You are given an integer array nums, and you are allowed to rearrange its elements in any order you like.

The alternating score of an array arr is calculated by squaring each element and then alternating between adding and subtracting these squares, starting with addition:

• score = arr[0]² - arr[1]² + arr[2]² - arr[3]² + ...

In other words:

• Elements at even indices (0, 2, 4, ...) have their squares added to the score.
• Elements at odd indices (1, 3, 5, ...) have their squares subtracted from the score.

Your task is to rearrange the elements of nums so that this alternating score is as large as possible, and return that maximum possible alternating score.

For example, if nums = [3, -1, 2, 4], one optimal arrangement is [4, -1, 3, 2], giving a score of 4² - (-1)² + 3² - 2² = 16 - 1 + 9 - 4 = 20.

Key observations about the problem:

1. Since every element is squared, the sign of the original number does not matter — only the magnitude of its square does.

● **PROBLEMS AND TASKS**:
[1] In the alternating score problem, what happens to the squares of elements at odd indices?
[2] List every value in the example array nums given in the alternating score problem.

● **RECORDED INFORMATION**:
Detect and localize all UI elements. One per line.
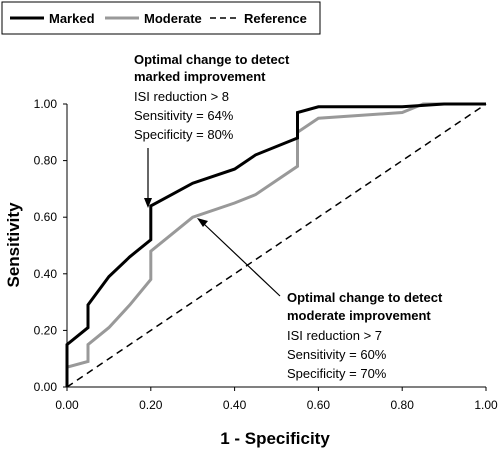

● **EXPECTED RESPONSES**:
[1] They are subtracted from the score.

[2] 3, -1, 2, 4